====== INFORMATION GIVEN ======

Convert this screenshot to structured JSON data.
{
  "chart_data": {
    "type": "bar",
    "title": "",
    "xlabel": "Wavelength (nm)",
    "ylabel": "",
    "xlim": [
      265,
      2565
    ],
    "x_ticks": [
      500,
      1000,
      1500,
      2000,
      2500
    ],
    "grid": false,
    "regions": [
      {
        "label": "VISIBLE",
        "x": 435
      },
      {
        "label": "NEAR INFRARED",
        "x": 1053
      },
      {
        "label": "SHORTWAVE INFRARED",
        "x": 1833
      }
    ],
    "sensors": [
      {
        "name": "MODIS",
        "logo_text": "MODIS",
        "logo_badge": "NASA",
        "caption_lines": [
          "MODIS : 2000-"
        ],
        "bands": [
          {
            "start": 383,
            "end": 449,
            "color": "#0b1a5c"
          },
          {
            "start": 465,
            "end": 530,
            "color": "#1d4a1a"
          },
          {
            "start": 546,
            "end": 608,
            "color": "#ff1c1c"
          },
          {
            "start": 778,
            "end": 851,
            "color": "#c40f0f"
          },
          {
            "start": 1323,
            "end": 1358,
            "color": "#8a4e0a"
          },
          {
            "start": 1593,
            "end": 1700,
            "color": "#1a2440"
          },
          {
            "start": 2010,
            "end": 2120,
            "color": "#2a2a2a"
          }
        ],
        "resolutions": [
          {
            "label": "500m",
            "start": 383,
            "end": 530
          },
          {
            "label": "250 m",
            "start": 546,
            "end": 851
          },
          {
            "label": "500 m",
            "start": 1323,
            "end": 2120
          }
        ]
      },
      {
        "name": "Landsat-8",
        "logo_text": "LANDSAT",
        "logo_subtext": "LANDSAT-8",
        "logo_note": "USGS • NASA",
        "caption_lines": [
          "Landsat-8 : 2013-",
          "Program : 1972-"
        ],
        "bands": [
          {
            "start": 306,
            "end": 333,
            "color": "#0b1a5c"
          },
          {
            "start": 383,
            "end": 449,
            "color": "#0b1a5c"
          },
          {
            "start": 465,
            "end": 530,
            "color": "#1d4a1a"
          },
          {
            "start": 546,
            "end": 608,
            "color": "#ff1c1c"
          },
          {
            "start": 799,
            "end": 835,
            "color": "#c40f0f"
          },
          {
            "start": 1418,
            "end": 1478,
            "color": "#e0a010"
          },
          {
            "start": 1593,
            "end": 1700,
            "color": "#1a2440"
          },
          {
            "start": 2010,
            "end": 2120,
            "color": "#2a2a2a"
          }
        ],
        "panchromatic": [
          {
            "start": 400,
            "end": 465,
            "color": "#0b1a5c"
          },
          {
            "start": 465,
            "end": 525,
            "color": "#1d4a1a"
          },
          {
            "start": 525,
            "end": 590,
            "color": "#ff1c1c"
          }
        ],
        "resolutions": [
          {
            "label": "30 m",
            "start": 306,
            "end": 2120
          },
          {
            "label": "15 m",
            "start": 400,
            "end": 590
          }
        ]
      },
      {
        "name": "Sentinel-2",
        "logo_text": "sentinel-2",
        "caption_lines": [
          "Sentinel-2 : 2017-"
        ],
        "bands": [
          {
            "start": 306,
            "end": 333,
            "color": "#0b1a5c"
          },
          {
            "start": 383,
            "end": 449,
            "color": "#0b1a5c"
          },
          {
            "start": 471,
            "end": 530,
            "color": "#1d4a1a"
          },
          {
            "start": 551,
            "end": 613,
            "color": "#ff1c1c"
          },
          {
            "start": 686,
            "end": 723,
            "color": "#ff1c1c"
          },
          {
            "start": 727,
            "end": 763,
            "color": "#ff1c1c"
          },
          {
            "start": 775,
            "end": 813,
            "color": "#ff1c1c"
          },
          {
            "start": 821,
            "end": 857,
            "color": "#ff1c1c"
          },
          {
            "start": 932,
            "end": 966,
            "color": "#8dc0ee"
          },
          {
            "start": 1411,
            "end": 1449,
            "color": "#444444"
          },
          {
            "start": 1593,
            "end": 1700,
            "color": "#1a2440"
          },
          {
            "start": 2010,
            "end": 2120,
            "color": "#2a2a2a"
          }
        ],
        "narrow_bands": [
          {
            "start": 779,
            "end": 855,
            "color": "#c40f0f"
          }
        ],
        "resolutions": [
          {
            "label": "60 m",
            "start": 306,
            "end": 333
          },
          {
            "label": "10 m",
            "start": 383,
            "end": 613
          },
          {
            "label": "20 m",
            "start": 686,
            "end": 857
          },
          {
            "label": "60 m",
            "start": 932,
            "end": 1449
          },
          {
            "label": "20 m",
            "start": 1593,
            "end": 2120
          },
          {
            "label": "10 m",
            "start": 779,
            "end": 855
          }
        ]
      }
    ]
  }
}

======

→ **GIVEN INSTRUCTION**
In the records above, locate each line with the word "name". Copy all such lines.

→ **EXERCISE RESULT**
        "name": "MODIS",
        "name": "Landsat-8",
        "name": "Sentinel-2",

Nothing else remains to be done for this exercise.